> _What to produce_
Determine which lines of the records include the word "from", and copy them.

> _Extracted data entries_
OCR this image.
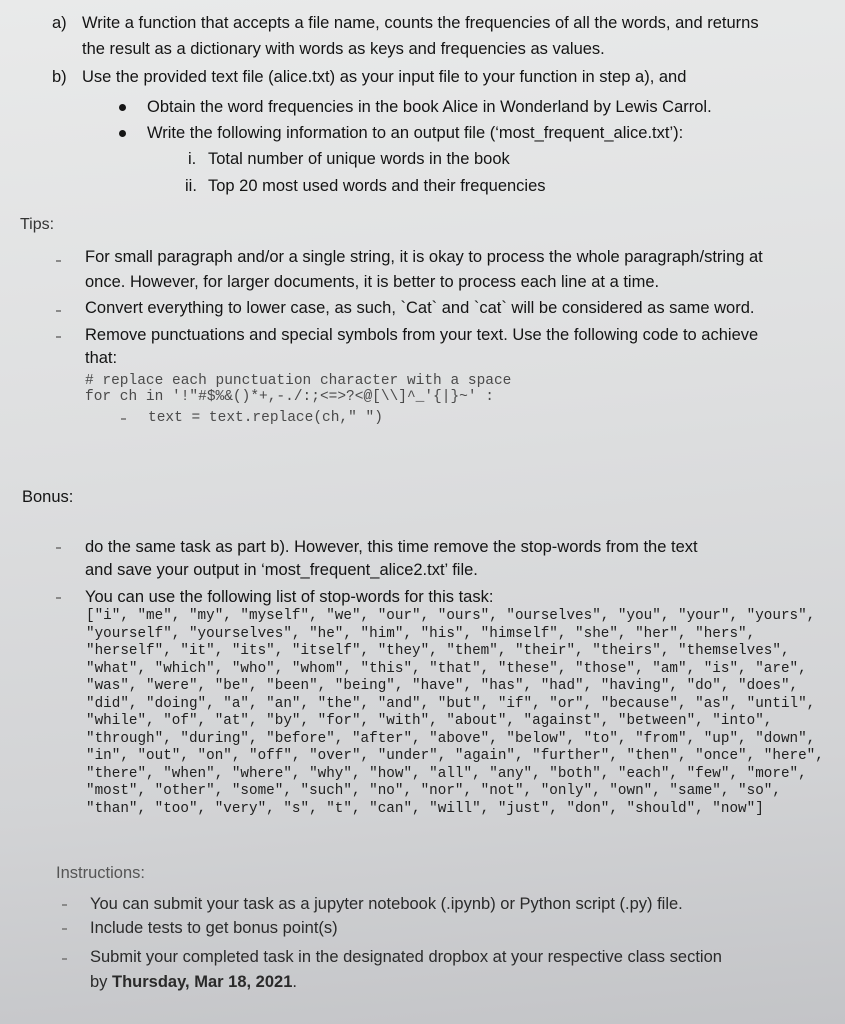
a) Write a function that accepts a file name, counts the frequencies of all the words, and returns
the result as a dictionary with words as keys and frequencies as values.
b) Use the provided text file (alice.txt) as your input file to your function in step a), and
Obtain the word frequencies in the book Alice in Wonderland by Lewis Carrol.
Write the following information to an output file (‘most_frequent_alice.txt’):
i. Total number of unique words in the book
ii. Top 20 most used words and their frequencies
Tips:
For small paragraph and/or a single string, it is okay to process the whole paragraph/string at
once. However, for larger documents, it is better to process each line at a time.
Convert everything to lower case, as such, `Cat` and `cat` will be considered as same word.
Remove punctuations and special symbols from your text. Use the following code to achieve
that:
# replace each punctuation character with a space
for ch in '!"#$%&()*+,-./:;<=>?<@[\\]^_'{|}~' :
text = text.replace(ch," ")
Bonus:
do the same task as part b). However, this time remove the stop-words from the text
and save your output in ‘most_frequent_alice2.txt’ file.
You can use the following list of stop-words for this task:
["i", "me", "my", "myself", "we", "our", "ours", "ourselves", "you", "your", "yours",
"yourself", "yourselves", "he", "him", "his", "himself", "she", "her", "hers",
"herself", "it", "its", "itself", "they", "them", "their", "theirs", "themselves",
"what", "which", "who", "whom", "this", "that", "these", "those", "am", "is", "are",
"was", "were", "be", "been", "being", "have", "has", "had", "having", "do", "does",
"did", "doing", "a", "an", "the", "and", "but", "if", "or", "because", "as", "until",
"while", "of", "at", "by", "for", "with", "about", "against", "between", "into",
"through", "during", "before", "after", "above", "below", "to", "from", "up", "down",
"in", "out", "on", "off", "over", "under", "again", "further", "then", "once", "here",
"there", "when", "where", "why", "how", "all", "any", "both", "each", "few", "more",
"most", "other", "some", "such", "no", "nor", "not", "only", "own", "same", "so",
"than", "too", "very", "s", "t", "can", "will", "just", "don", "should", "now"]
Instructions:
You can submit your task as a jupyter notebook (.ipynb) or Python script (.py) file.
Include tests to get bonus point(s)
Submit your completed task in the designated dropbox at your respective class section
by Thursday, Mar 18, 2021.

==

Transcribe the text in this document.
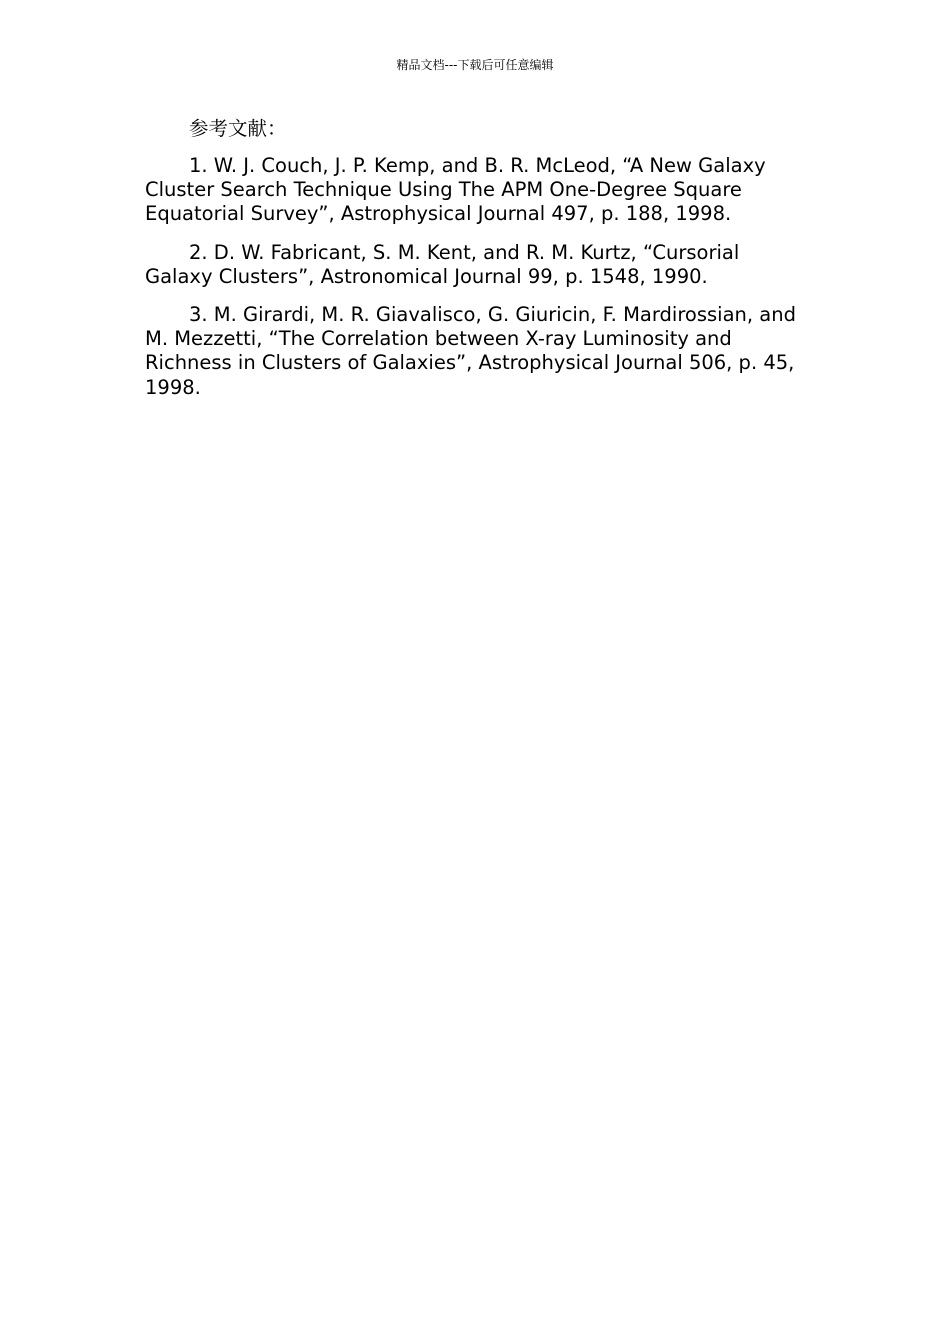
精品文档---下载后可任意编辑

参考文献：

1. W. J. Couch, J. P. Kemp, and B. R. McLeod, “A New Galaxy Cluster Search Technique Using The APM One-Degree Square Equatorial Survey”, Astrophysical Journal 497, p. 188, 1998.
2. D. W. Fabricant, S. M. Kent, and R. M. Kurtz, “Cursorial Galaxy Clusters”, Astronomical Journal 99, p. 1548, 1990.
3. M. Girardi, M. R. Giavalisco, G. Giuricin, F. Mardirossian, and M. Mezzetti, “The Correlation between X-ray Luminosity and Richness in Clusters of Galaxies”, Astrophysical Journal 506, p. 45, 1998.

> _Exercise response_
Remove punctuations and special symbols from your text. Use the following code to achieve
do the same task as part b). However, this time remove the stop-words from the text
"through", "during", "before", "after", "above", "below", "to", "from", "up", "down",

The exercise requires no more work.